** start of Material supplied **

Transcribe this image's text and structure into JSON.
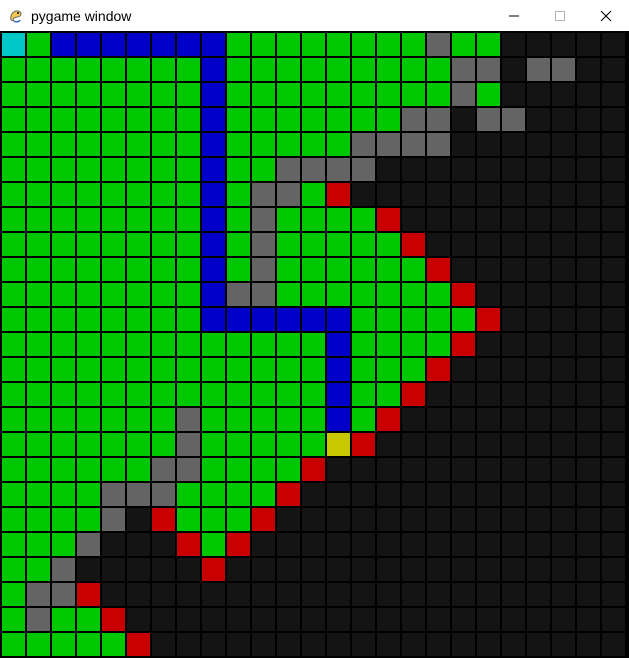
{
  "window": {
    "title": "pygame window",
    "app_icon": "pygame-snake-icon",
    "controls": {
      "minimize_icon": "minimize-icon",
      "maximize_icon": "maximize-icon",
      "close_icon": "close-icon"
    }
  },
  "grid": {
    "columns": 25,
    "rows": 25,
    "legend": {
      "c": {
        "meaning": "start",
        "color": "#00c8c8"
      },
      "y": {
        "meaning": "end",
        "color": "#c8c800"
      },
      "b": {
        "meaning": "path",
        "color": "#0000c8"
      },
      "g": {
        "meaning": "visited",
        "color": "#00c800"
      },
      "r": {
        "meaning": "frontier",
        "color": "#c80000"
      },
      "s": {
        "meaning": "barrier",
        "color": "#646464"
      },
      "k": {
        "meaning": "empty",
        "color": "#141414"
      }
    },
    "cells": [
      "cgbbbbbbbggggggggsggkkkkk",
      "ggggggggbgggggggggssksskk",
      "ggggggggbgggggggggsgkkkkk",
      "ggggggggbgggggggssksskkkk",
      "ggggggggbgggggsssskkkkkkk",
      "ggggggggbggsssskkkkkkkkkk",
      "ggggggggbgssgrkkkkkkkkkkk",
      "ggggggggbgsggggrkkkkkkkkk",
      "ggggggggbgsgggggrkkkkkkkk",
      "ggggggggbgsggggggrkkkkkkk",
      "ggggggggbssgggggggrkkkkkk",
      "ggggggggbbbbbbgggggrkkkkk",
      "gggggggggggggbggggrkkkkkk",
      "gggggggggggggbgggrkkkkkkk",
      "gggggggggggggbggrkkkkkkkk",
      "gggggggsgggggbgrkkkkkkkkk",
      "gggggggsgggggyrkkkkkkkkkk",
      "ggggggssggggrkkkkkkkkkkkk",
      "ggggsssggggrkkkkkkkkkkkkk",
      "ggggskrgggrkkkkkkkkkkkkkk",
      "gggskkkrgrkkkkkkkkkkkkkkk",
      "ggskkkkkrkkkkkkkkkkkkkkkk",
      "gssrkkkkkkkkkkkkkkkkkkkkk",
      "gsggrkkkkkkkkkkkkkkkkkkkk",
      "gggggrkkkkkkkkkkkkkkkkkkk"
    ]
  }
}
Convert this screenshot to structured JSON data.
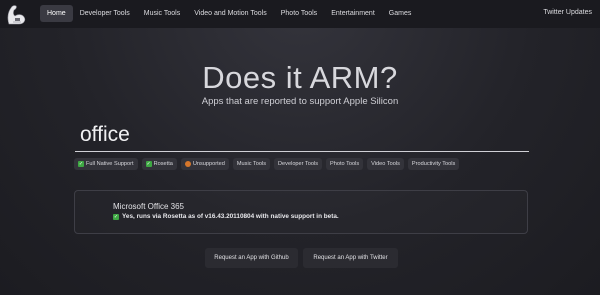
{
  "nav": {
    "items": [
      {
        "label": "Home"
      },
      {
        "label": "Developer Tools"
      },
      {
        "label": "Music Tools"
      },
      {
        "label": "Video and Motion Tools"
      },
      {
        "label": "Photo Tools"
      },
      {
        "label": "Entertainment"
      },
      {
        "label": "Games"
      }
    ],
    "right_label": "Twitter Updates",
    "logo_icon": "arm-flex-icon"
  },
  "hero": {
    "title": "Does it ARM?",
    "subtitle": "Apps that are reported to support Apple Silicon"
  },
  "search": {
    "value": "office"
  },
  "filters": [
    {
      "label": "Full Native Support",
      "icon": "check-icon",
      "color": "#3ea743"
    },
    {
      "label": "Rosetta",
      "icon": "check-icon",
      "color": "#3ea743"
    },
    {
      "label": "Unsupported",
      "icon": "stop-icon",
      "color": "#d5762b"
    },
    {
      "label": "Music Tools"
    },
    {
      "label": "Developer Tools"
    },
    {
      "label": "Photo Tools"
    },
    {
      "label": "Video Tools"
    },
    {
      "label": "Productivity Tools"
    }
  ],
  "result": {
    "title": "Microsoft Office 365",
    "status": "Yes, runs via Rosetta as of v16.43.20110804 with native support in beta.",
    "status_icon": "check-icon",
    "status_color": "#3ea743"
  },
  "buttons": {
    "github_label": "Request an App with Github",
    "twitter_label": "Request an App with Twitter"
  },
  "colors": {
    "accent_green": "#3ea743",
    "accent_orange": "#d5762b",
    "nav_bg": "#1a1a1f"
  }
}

** end of Material supplied **

* **What to work on**
The answer must consist solely of the number of lines in the entries that contain the word "with".

* **Output of the task**
3